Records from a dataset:
****************************************

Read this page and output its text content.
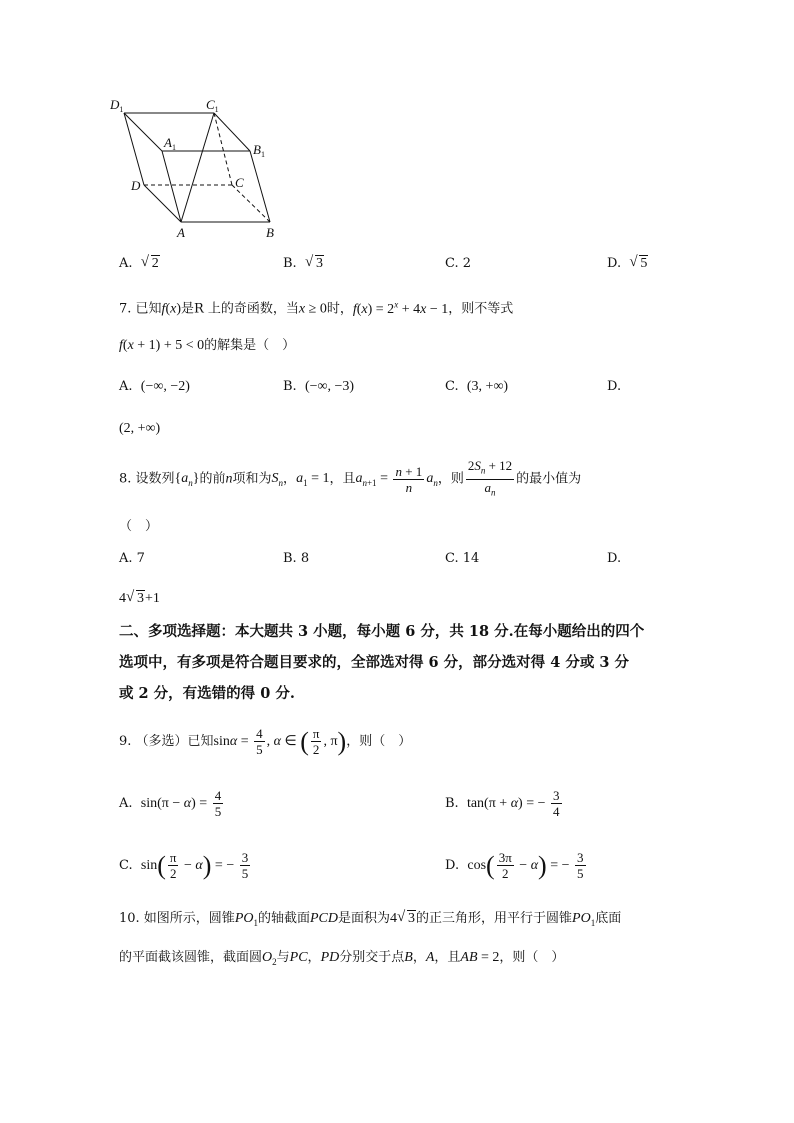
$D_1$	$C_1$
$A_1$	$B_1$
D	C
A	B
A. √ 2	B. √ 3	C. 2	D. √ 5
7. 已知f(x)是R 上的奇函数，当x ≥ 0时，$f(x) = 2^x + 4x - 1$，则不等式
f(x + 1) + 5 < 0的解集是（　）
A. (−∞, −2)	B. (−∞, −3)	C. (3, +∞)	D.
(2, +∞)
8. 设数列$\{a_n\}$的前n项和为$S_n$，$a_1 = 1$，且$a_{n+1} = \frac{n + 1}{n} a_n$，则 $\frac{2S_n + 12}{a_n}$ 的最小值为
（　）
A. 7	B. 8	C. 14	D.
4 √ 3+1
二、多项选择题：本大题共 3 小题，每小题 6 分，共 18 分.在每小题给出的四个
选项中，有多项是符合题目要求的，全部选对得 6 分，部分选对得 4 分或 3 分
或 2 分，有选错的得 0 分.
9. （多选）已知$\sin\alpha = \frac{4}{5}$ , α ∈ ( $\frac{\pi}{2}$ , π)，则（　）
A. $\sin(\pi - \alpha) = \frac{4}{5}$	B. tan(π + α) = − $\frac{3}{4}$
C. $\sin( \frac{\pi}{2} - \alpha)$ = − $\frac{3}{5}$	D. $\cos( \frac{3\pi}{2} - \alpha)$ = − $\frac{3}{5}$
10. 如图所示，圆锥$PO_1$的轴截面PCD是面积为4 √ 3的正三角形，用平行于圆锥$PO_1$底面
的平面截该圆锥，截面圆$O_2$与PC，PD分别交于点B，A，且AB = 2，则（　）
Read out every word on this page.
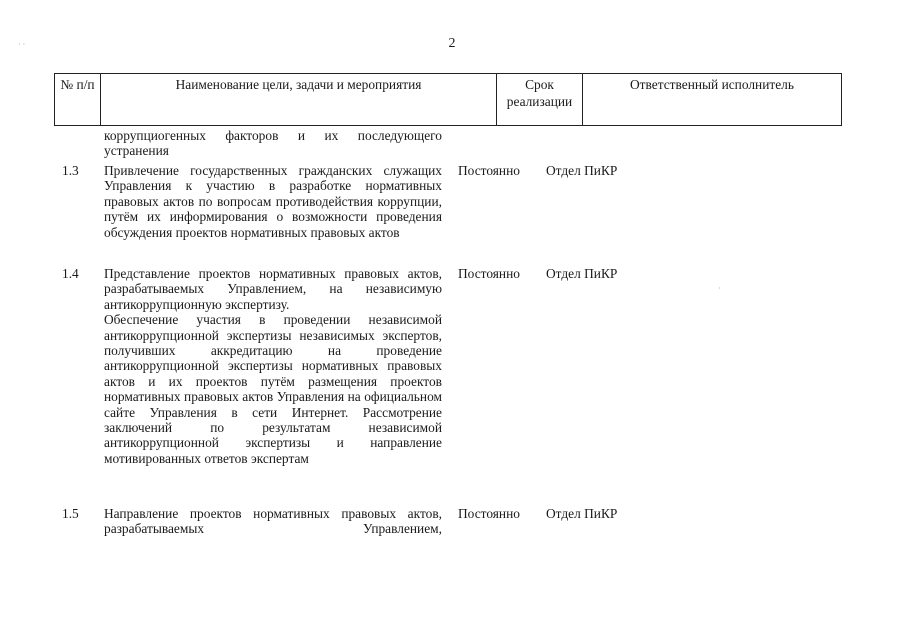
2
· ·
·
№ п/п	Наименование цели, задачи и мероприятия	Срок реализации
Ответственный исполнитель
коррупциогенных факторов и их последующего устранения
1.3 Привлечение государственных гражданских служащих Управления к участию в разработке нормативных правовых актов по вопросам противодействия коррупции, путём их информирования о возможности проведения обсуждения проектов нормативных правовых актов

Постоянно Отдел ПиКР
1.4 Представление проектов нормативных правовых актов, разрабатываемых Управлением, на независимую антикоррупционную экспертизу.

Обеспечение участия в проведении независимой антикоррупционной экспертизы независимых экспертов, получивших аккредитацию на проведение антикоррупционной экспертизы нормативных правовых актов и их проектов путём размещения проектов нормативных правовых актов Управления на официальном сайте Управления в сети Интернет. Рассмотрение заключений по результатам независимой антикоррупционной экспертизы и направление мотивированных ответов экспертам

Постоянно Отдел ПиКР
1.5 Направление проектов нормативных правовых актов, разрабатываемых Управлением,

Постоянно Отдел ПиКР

****************************************

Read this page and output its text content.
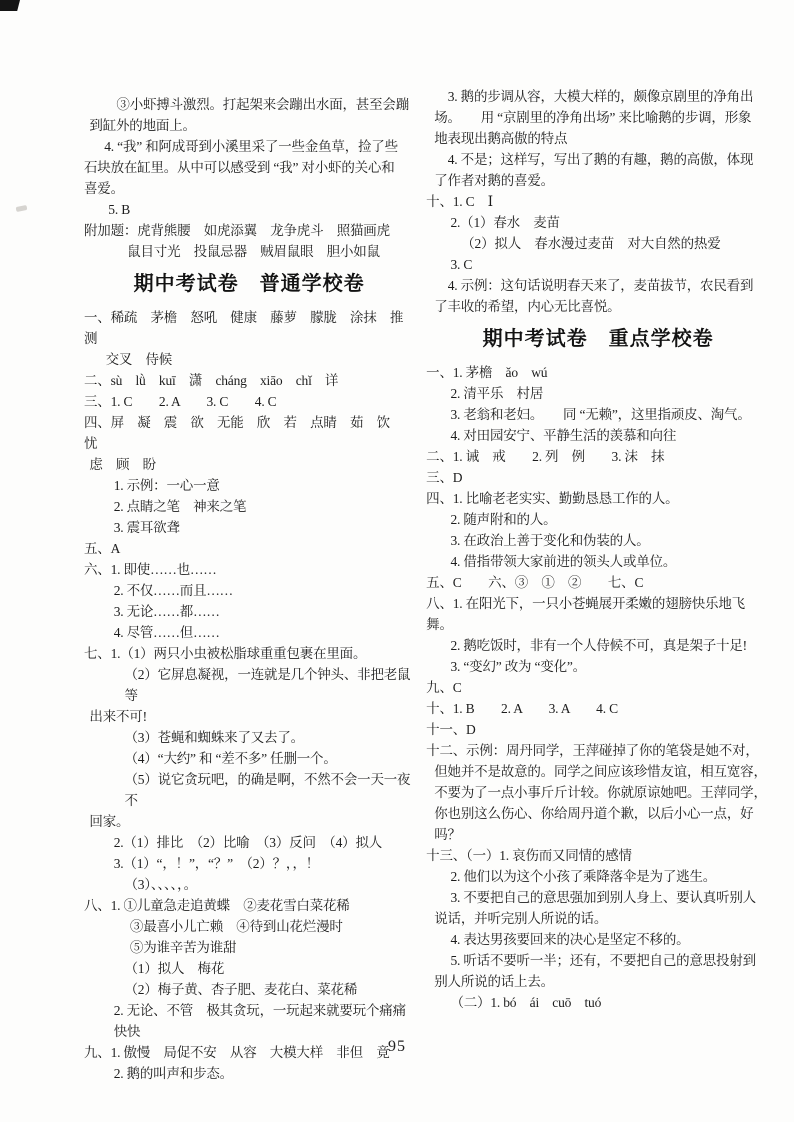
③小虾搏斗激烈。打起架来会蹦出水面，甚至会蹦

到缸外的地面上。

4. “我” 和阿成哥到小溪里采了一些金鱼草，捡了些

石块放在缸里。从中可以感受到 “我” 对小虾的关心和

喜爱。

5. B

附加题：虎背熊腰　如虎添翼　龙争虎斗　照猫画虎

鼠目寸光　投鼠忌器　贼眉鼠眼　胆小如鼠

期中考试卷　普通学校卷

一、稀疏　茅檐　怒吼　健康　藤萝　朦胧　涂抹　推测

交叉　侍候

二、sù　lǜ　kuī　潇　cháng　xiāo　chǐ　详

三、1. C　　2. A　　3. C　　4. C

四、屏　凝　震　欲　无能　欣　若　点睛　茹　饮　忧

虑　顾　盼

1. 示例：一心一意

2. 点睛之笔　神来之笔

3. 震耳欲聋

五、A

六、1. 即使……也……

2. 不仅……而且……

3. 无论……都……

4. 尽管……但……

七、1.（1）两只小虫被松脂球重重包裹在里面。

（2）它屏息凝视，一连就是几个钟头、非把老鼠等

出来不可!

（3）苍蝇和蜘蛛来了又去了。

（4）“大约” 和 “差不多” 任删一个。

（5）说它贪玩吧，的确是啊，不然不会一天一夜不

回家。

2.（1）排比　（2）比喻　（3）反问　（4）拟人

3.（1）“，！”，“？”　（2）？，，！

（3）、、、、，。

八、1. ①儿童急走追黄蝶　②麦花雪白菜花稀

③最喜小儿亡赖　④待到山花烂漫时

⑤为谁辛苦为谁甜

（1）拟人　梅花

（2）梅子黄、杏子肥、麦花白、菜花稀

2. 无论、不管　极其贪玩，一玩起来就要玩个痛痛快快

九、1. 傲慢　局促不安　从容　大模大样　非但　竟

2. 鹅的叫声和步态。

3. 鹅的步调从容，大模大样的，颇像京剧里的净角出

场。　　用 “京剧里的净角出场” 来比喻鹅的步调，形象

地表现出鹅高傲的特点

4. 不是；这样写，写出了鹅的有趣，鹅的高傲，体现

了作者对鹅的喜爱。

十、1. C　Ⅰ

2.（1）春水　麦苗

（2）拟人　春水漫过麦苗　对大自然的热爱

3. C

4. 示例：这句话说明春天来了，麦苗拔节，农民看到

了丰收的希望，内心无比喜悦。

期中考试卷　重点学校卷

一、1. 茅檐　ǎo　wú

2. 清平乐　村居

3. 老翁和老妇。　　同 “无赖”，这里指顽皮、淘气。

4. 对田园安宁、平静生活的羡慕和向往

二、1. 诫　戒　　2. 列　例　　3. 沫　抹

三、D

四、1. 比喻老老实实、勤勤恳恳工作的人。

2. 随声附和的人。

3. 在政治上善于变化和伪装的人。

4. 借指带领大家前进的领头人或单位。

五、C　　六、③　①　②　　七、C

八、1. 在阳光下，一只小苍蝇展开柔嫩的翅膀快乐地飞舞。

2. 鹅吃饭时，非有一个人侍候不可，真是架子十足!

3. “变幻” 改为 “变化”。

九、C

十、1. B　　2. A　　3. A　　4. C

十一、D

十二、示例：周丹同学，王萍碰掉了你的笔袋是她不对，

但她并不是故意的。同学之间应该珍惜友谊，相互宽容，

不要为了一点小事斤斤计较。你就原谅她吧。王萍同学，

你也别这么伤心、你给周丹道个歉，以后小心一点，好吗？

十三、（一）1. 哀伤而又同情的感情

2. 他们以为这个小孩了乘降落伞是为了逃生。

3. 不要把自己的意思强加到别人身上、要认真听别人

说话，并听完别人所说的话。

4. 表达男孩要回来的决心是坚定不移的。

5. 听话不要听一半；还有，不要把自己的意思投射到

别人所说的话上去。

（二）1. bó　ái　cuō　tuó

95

****************************************

▸ **Given request**: Where a line in the entries holds "путём", copy that line.

▸ **Task output**:
1.3 Привлечение государственных гражданских служащих Управления к участию в разработке нормативных правовых актов по вопросам противодействия коррупции, путём их информирования о возможности проведения обсуждения проектов нормативных правовых актов
Обеспечение участия в проведении независимой антикоррупционной экспертизы независимых экспертов, получивших аккредитацию на проведение антикоррупционной экспертизы нормативных правовых актов и их проектов путём размещения проектов нормативных правовых актов Управления на официальном сайте Управления в сети Интернет. Рассмотрение заключений по результатам независимой антикоррупционной экспертизы и направление мотивированных ответов экспертам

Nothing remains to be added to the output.